— BEGIN DATA ROWS —
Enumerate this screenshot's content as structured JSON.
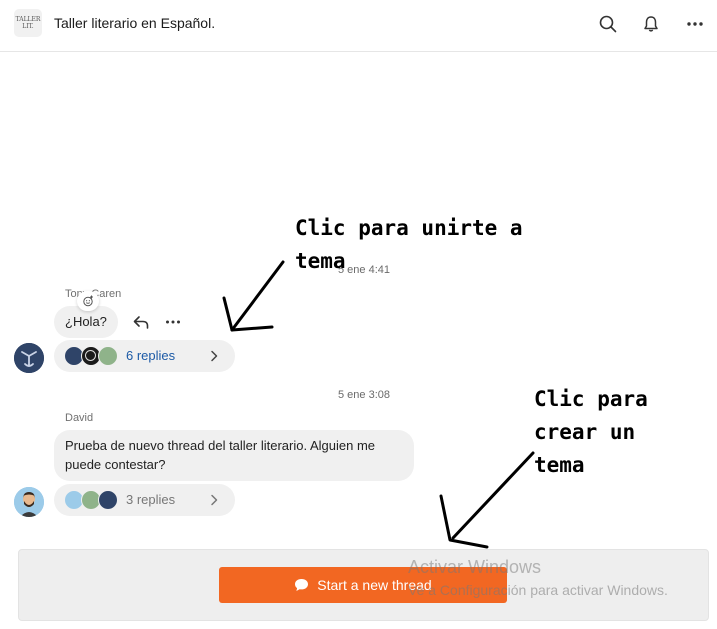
{
  "header": {
    "logo_text": "TALLER LIT.",
    "title": "Taller literario en Español.",
    "icons": [
      "search-icon",
      "bell-icon",
      "more-icon"
    ]
  },
  "thread1": {
    "timestamp": "5 ene 4:41",
    "author": "Tony Caren",
    "message": "¿Hola?",
    "replies_label": "6 replies"
  },
  "thread2": {
    "timestamp": "5 ene 3:08",
    "author": "David",
    "message": "Prueba de nuevo thread del taller literario. Alguien me puede contestar?",
    "replies_label": "3 replies"
  },
  "annotations": {
    "join": [
      "Clic para unirte a",
      "tema"
    ],
    "create": [
      "Clic para",
      "crear un",
      "tema"
    ]
  },
  "footer": {
    "start_thread_label": "Start a new thread"
  },
  "watermark": {
    "line1": "Activar Windows",
    "line2": "Ve a Configuración para activar Windows."
  },
  "colors": {
    "accent": "#f26722",
    "link": "#1c5aa6",
    "bubble": "#f0f0f0"
  }
}
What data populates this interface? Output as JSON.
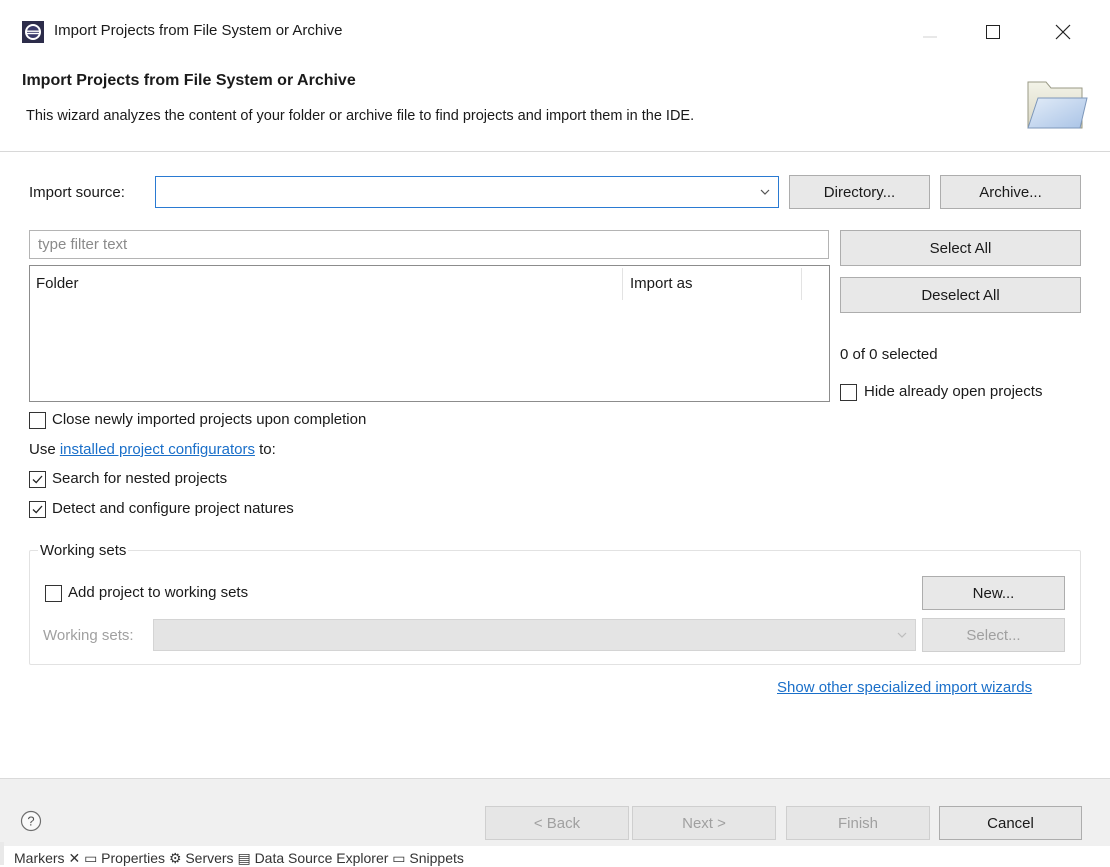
{
  "window": {
    "title": "Import Projects from File System or Archive"
  },
  "header": {
    "title": "Import Projects from File System or Archive",
    "description": "This wizard analyzes the content of your folder or archive file to find projects and import them in the IDE."
  },
  "import_source": {
    "label": "Import source:",
    "value": "",
    "directory_button": "Directory...",
    "archive_button": "Archive..."
  },
  "filter": {
    "placeholder": "type filter text"
  },
  "selection_buttons": {
    "select_all": "Select All",
    "deselect_all": "Deselect All",
    "count": "0 of 0 selected"
  },
  "table": {
    "columns": [
      "Folder",
      "Import as"
    ],
    "rows": []
  },
  "options": {
    "hide_open": {
      "label": "Hide already open projects",
      "checked": false
    },
    "close_newly": {
      "label": "Close newly imported projects upon completion",
      "checked": false
    },
    "use_prefix": "Use ",
    "use_link": "installed project configurators",
    "use_suffix": " to:",
    "nested": {
      "label": "Search for nested projects",
      "checked": true
    },
    "natures": {
      "label": "Detect and configure project natures",
      "checked": true
    }
  },
  "working_sets": {
    "legend": "Working sets",
    "add_label": "Add project to working sets",
    "add_checked": false,
    "new_button": "New...",
    "sets_label": "Working sets:",
    "select_button": "Select..."
  },
  "other_wizards_link": "Show other specialized import wizards",
  "footer": {
    "back": "< Back",
    "next": "Next >",
    "finish": "Finish",
    "cancel": "Cancel"
  },
  "background_strip": "Markers ✕ ▭ Properties ⚙ Servers ▤ Data Source Explorer ▭ Snippets",
  "colors": {
    "link": "#1a6fc9",
    "focus_border": "#2a7ad2",
    "footer_bg": "#f0f0f0"
  },
  "icons": [
    "eclipse-app-icon",
    "minimize-icon",
    "maximize-icon",
    "close-icon",
    "folder-open-icon",
    "chevron-down-icon",
    "checkmark-icon",
    "help-icon"
  ]
}
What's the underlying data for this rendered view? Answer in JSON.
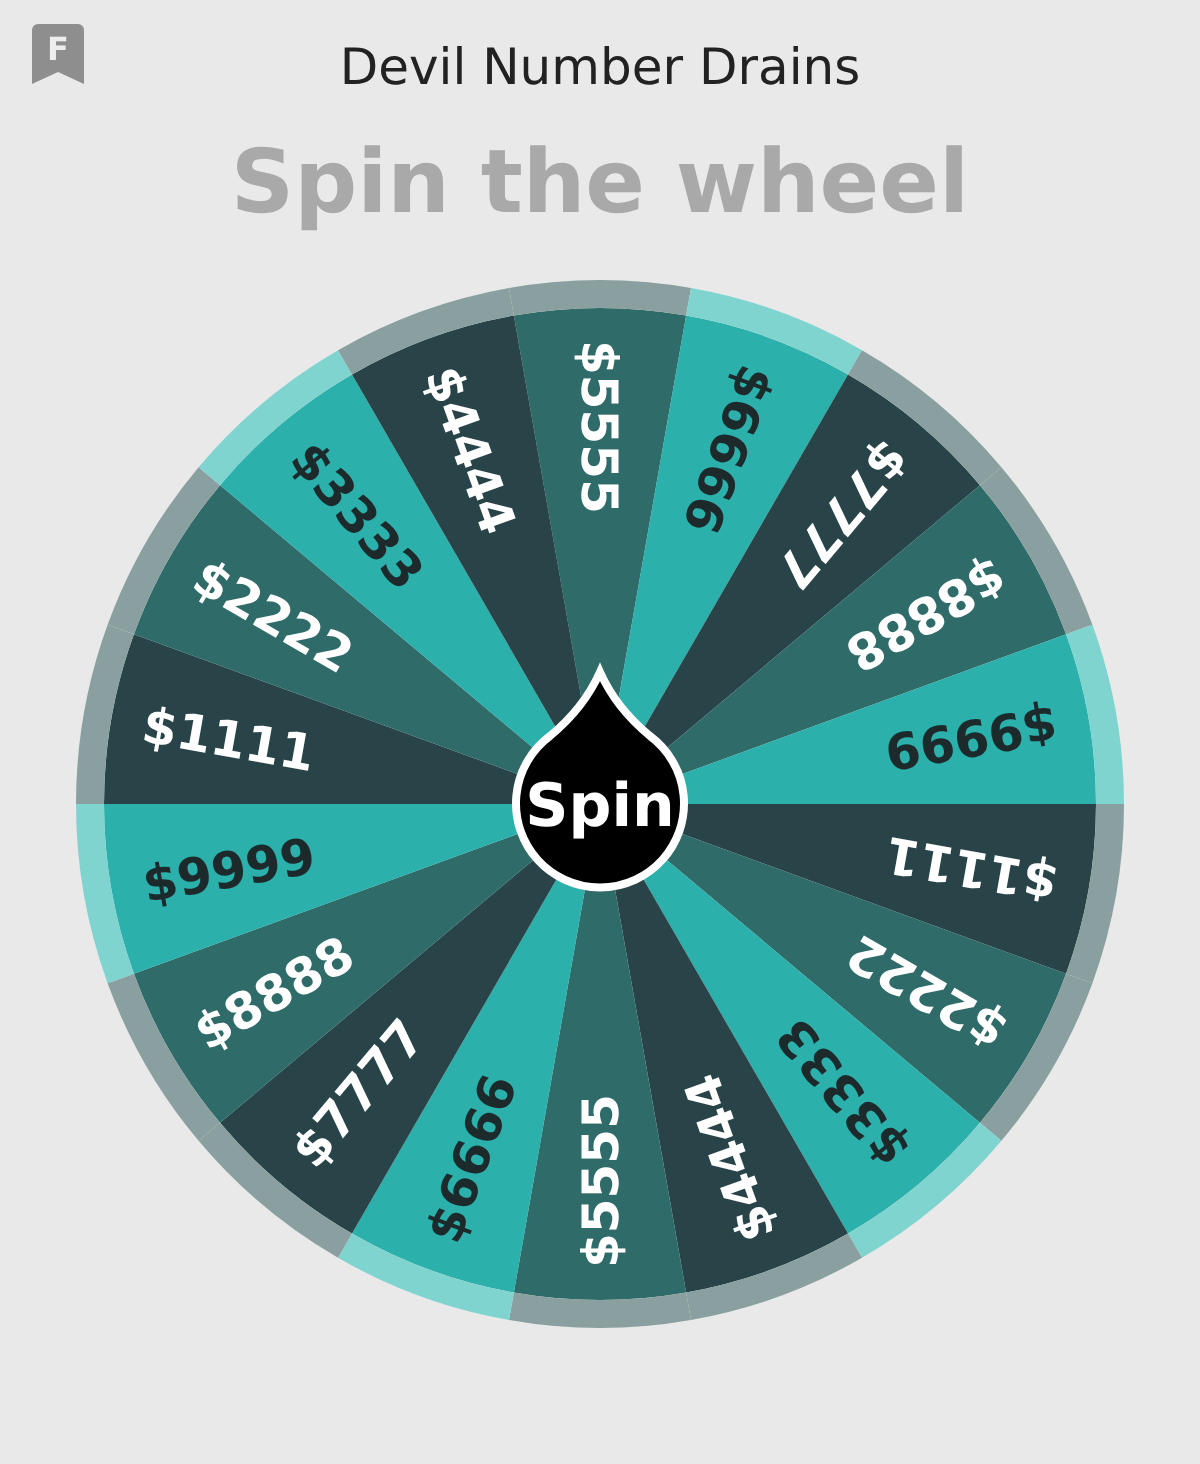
{
  "logo_letter": "F",
  "title": "Devil Number Drains",
  "subtitle": "Spin the wheel",
  "wheel": {
    "segments": [
      {
        "label": "$5555",
        "color": "#2e6b69"
      },
      {
        "label": "$6666",
        "color": "#2bb0ab"
      },
      {
        "label": "$7777",
        "color": "#284449"
      },
      {
        "label": "$8888",
        "color": "#2e6b69"
      },
      {
        "label": "$9999",
        "color": "#2bb0ab"
      },
      {
        "label": "$1111",
        "color": "#284449"
      },
      {
        "label": "$2222",
        "color": "#2e6b69"
      },
      {
        "label": "$3333",
        "color": "#2bb0ab"
      },
      {
        "label": "$4444",
        "color": "#284449"
      },
      {
        "label": "$5555",
        "color": "#2e6b69"
      },
      {
        "label": "$6666",
        "color": "#2bb0ab"
      },
      {
        "label": "$7777",
        "color": "#284449"
      },
      {
        "label": "$8888",
        "color": "#2e6b69"
      },
      {
        "label": "$9999",
        "color": "#2bb0ab"
      },
      {
        "label": "$1111",
        "color": "#284449"
      },
      {
        "label": "$2222",
        "color": "#2e6b69"
      },
      {
        "label": "$3333",
        "color": "#2bb0ab"
      },
      {
        "label": "$4444",
        "color": "#284449"
      }
    ],
    "button": "Spin"
  }
}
— END DATA ROWS —
## YOUR INSTRUCTIONS
Leave out the pictures and transcribe everything else exactly.

## TASK ANSWER
Enumerate this screenshot's content as structured JSON.
{
  "header": {
    "logo_text": "TALLER LIT.",
    "title": "Taller literario en Español.",
    "icons": [
      "search-icon",
      "bell-icon",
      "more-icon"
    ]
  },
  "thread1": {
    "timestamp": "5 ene 4:41",
    "author": "Tony Caren",
    "message": "¿Hola?",
    "replies_label": "6 replies"
  },
  "thread2": {
    "timestamp": "5 ene 3:08",
    "author": "David",
    "message": "Prueba de nuevo thread del taller literario. Alguien me puede contestar?",
    "replies_label": "3 replies"
  },
  "annotations": {
    "join": [
      "Clic para unirte a",
      "tema"
    ],
    "create": [
      "Clic para",
      "crear un",
      "tema"
    ]
  },
  "footer": {
    "start_thread_label": "Start a new thread"
  },
  "watermark": {
    "line1": "Activar Windows",
    "line2": "Ve a Configuración para activar Windows."
  },
  "colors": {
    "accent": "#f26722",
    "link": "#1c5aa6",
    "bubble": "#f0f0f0"
  }
}
What data populates this interface? Output as JSON.
{
  "window": {
    "title": "Import Projects from File System or Archive"
  },
  "header": {
    "title": "Import Projects from File System or Archive",
    "description": "This wizard analyzes the content of your folder or archive file to find projects and import them in the IDE."
  },
  "import_source": {
    "label": "Import source:",
    "value": "",
    "directory_button": "Directory...",
    "archive_button": "Archive..."
  },
  "filter": {
    "placeholder": "type filter text"
  },
  "selection_buttons": {
    "select_all": "Select All",
    "deselect_all": "Deselect All",
    "count": "0 of 0 selected"
  },
  "table": {
    "columns": [
      "Folder",
      "Import as"
    ],
    "rows": []
  },
  "options": {
    "hide_open": {
      "label": "Hide already open projects",
      "checked": false
    },
    "close_newly": {
      "label": "Close newly imported projects upon completion",
      "checked": false
    },
    "use_prefix": "Use ",
    "use_link": "installed project configurators",
    "use_suffix": " to:",
    "nested": {
      "label": "Search for nested projects",
      "checked": true
    },
    "natures": {
      "label": "Detect and configure project natures",
      "checked": true
    }
  },
  "working_sets": {
    "legend": "Working sets",
    "add_label": "Add project to working sets",
    "add_checked": false,
    "new_button": "New...",
    "sets_label": "Working sets:",
    "select_button": "Select..."
  },
  "other_wizards_link": "Show other specialized import wizards",
  "footer": {
    "back": "< Back",
    "next": "Next >",
    "finish": "Finish",
    "cancel": "Cancel"
  },
  "background_strip": "Markers ✕ ▭ Properties ⚙ Servers ▤ Data Source Explorer ▭ Snippets",
  "colors": {
    "link": "#1a6fc9",
    "focus_border": "#2a7ad2",
    "footer_bg": "#f0f0f0"
  },
  "icons": [
    "eclipse-app-icon",
    "minimize-icon",
    "maximize-icon",
    "close-icon",
    "folder-open-icon",
    "chevron-down-icon",
    "checkmark-icon",
    "help-icon"
  ]
}
What's the underlying data for this rendered view? Answer in JSON.
{
  "logo_letter": "F",
  "title": "Devil Number Drains",
  "subtitle": "Spin the wheel",
  "wheel": {
    "segments": [
      {
        "label": "$5555",
        "color": "#2e6b69"
      },
      {
        "label": "$6666",
        "color": "#2bb0ab"
      },
      {
        "label": "$7777",
        "color": "#284449"
      },
      {
        "label": "$8888",
        "color": "#2e6b69"
      },
      {
        "label": "$9999",
        "color": "#2bb0ab"
      },
      {
        "label": "$1111",
        "color": "#284449"
      },
      {
        "label": "$2222",
        "color": "#2e6b69"
      },
      {
        "label": "$3333",
        "color": "#2bb0ab"
      },
      {
        "label": "$4444",
        "color": "#284449"
      },
      {
        "label": "$5555",
        "color": "#2e6b69"
      },
      {
        "label": "$6666",
        "color": "#2bb0ab"
      },
      {
        "label": "$7777",
        "color": "#284449"
      },
      {
        "label": "$8888",
        "color": "#2e6b69"
      },
      {
        "label": "$9999",
        "color": "#2bb0ab"
      },
      {
        "label": "$1111",
        "color": "#284449"
      },
      {
        "label": "$2222",
        "color": "#2e6b69"
      },
      {
        "label": "$3333",
        "color": "#2bb0ab"
      },
      {
        "label": "$4444",
        "color": "#284449"
      }
    ],
    "button": "Spin"
  }
}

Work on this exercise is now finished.